Task to carry out
Word for word, copy the records that follow.

Input material
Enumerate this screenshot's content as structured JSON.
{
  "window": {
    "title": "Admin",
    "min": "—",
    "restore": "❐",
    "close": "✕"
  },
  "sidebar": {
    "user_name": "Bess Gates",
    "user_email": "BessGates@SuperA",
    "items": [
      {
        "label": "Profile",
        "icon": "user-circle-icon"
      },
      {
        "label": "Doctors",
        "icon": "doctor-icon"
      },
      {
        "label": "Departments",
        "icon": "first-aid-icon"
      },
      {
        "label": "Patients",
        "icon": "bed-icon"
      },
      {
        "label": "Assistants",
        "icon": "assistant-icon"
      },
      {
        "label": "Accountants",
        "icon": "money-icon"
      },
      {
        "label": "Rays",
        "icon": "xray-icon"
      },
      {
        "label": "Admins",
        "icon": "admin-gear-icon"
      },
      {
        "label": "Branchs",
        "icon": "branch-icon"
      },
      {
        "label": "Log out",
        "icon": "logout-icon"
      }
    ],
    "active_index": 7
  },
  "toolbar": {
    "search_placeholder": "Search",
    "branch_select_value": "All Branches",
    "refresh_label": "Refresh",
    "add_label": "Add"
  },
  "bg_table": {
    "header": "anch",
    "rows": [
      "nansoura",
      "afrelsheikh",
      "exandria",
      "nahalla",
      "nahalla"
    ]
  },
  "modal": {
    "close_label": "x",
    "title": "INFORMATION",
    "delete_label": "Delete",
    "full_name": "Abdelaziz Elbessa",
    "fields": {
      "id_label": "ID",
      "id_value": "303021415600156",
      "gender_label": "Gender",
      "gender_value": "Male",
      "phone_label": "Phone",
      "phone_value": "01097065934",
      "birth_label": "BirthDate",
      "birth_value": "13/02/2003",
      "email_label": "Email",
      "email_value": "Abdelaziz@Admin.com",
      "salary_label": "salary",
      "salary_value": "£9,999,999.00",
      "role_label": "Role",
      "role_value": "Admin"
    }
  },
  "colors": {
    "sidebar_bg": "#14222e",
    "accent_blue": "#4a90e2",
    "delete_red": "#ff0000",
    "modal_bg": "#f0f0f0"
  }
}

Response for this exercise
Enumerate this screenshot's content as structured JSON.
{
  "window": {
    "title": "Admin",
    "min": "—",
    "restore": "❐",
    "close": "✕"
  },
  "sidebar": {
    "user_name": "Bess Gates",
    "user_email": "BessGates@SuperA",
    "items": [
      {
        "label": "Profile",
        "icon": "user-circle-icon"
      },
      {
        "label": "Doctors",
        "icon": "doctor-icon"
      },
      {
        "label": "Departments",
        "icon": "first-aid-icon"
      },
      {
        "label": "Patients",
        "icon": "bed-icon"
      },
      {
        "label": "Assistants",
        "icon": "assistant-icon"
      },
      {
        "label": "Accountants",
        "icon": "money-icon"
      },
      {
        "label": "Rays",
        "icon": "xray-icon"
      },
      {
        "label": "Admins",
        "icon": "admin-gear-icon"
      },
      {
        "label": "Branchs",
        "icon": "branch-icon"
      },
      {
        "label": "Log out",
        "icon": "logout-icon"
      }
    ],
    "active_index": 7
  },
  "toolbar": {
    "search_placeholder": "Search",
    "branch_select_value": "All Branches",
    "refresh_label": "Refresh",
    "add_label": "Add"
  },
  "bg_table": {
    "header": "anch",
    "rows": [
      "nansoura",
      "afrelsheikh",
      "exandria",
      "nahalla",
      "nahalla"
    ]
  },
  "modal": {
    "close_label": "x",
    "title": "INFORMATION",
    "delete_label": "Delete",
    "full_name": "Abdelaziz Elbessa",
    "fields": {
      "id_label": "ID",
      "id_value": "303021415600156",
      "gender_label": "Gender",
      "gender_value": "Male",
      "phone_label": "Phone",
      "phone_value": "01097065934",
      "birth_label": "BirthDate",
      "birth_value": "13/02/2003",
      "email_label": "Email",
      "email_value": "Abdelaziz@Admin.com",
      "salary_label": "salary",
      "salary_value": "£9,999,999.00",
      "role_label": "Role",
      "role_value": "Admin"
    }
  },
  "colors": {
    "sidebar_bg": "#14222e",
    "accent_blue": "#4a90e2",
    "delete_red": "#ff0000",
    "modal_bg": "#f0f0f0"
  }
}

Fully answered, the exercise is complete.